Exercise —
Leave out the pictures and return every entry exactly as it appears.

Material provided —
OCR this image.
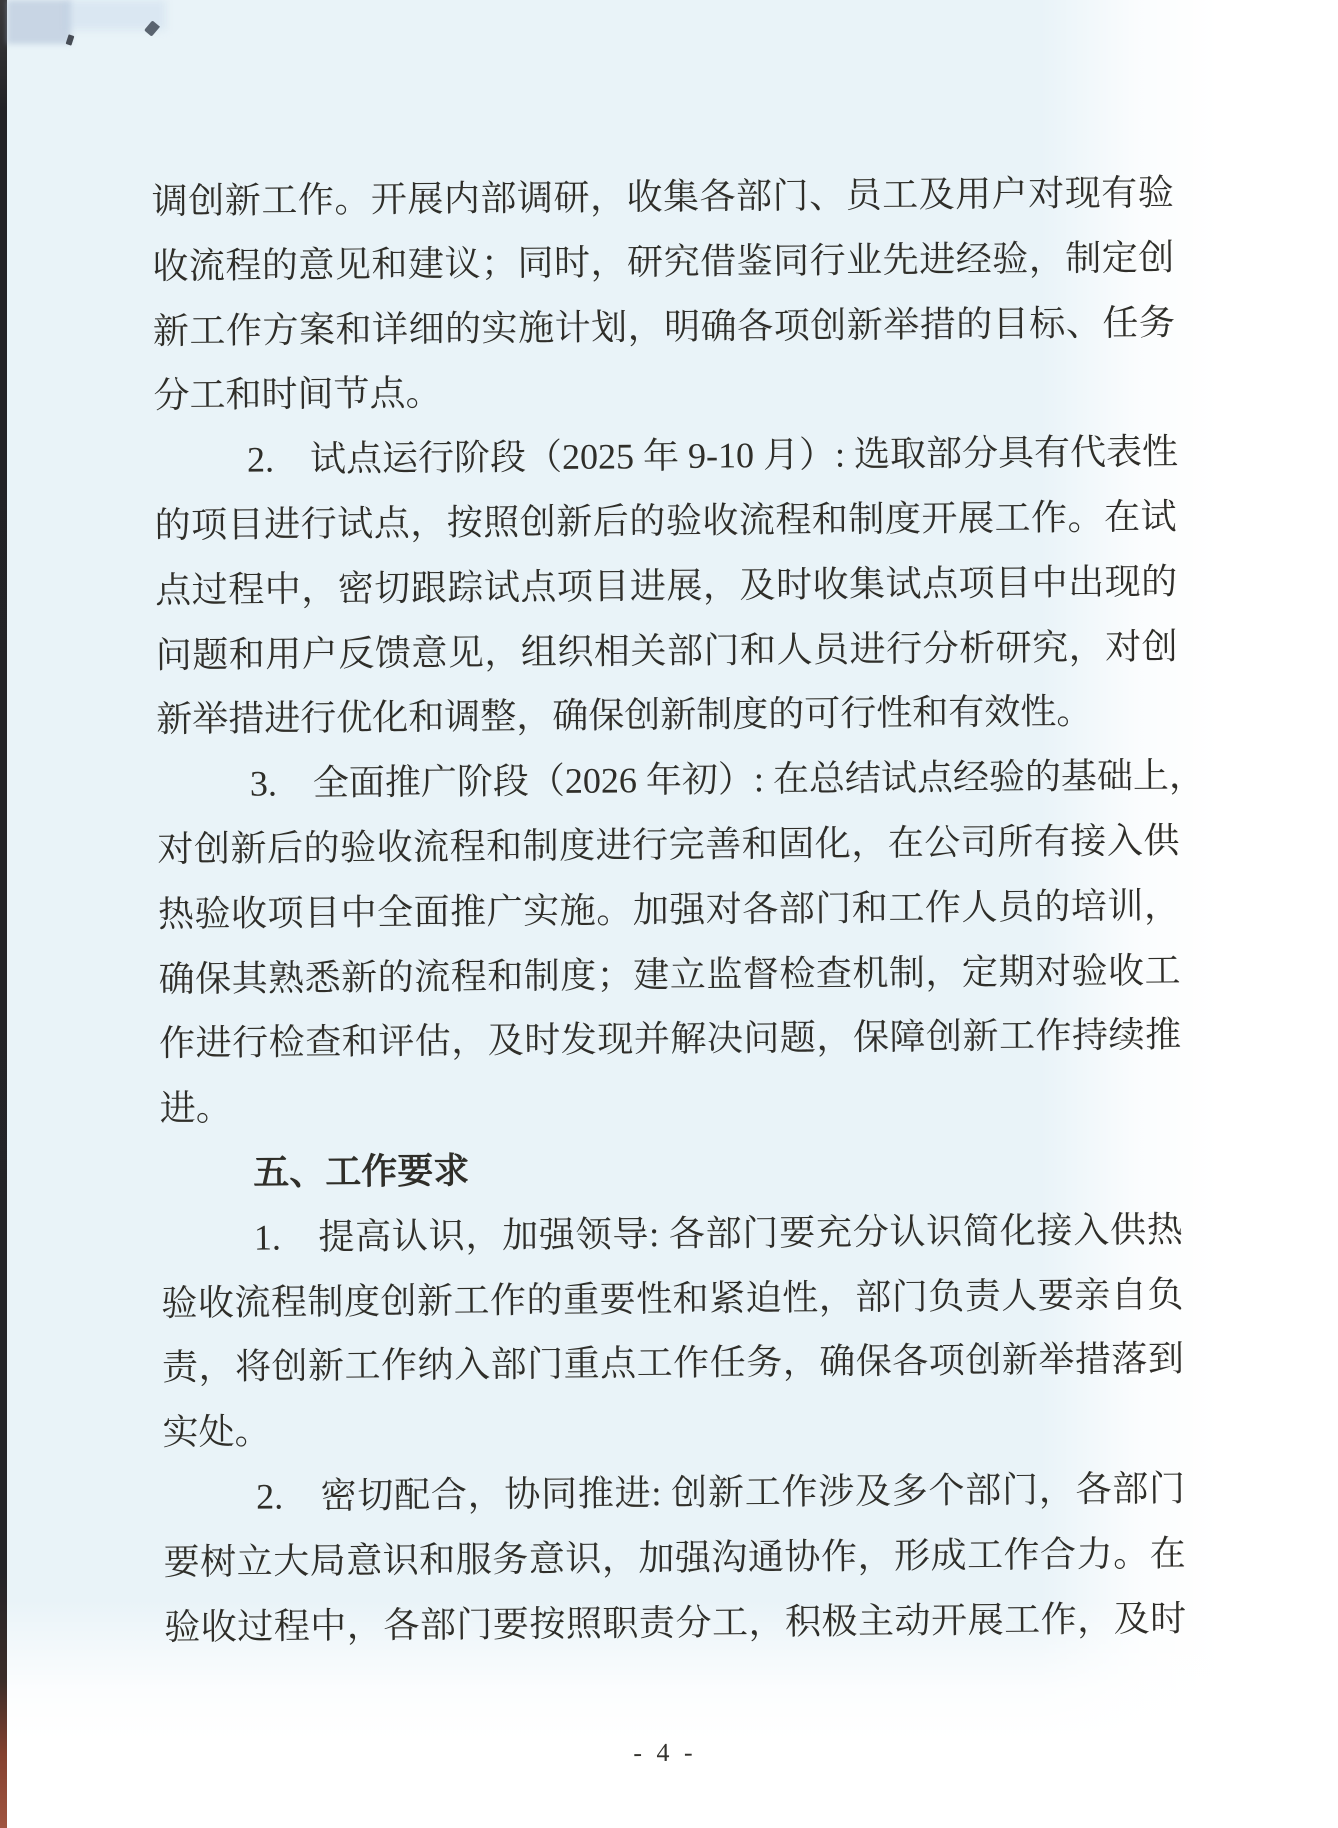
调创新工作。开展内部调研，收集各部门、员工及用户对现有验
收流程的意见和建议；同时，研究借鉴同行业先进经验，制定创
新工作方案和详细的实施计划，明确各项创新举措的目标、任务
分工和时间节点。
2.　试点运行阶段（2025 年 9-10 月）: 选取部分具有代表性
的项目进行试点，按照创新后的验收流程和制度开展工作。在试
点过程中，密切跟踪试点项目进展，及时收集试点项目中出现的
问题和用户反馈意见，组织相关部门和人员进行分析研究，对创
新举措进行优化和调整，确保创新制度的可行性和有效性。
3.　全面推广阶段（2026 年初）: 在总结试点经验的基础上，
对创新后的验收流程和制度进行完善和固化，在公司所有接入供
热验收项目中全面推广实施。加强对各部门和工作人员的培训，
确保其熟悉新的流程和制度；建立监督检查机制，定期对验收工
作进行检查和评估，及时发现并解决问题，保障创新工作持续推
进。
五、工作要求
1.　提高认识，加强领导: 各部门要充分认识简化接入供热
验收流程制度创新工作的重要性和紧迫性，部门负责人要亲自负
责，将创新工作纳入部门重点工作任务，确保各项创新举措落到
实处。
2.　密切配合，协同推进: 创新工作涉及多个部门，各部门
要树立大局意识和服务意识，加强沟通协作，形成工作合力。在
验收过程中，各部门要按照职责分工，积极主动开展工作，及时
- 4 -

Answer for this exercise —
OCR this image.
调创新工作。开展内部调研，收集各部门、员工及用户对现有验
收流程的意见和建议；同时，研究借鉴同行业先进经验，制定创
新工作方案和详细的实施计划，明确各项创新举措的目标、任务
分工和时间节点。
2.　试点运行阶段（2025 年 9-10 月）: 选取部分具有代表性
的项目进行试点，按照创新后的验收流程和制度开展工作。在试
点过程中，密切跟踪试点项目进展，及时收集试点项目中出现的
问题和用户反馈意见，组织相关部门和人员进行分析研究，对创
新举措进行优化和调整，确保创新制度的可行性和有效性。
3.　全面推广阶段（2026 年初）: 在总结试点经验的基础上，
对创新后的验收流程和制度进行完善和固化，在公司所有接入供
热验收项目中全面推广实施。加强对各部门和工作人员的培训，
确保其熟悉新的流程和制度；建立监督检查机制，定期对验收工
作进行检查和评估，及时发现并解决问题，保障创新工作持续推
进。
五、工作要求
1.　提高认识，加强领导: 各部门要充分认识简化接入供热
验收流程制度创新工作的重要性和紧迫性，部门负责人要亲自负
责，将创新工作纳入部门重点工作任务，确保各项创新举措落到
实处。
2.　密切配合，协同推进: 创新工作涉及多个部门，各部门
要树立大局意识和服务意识，加强沟通协作，形成工作合力。在
验收过程中，各部门要按照职责分工，积极主动开展工作，及时
- 4 -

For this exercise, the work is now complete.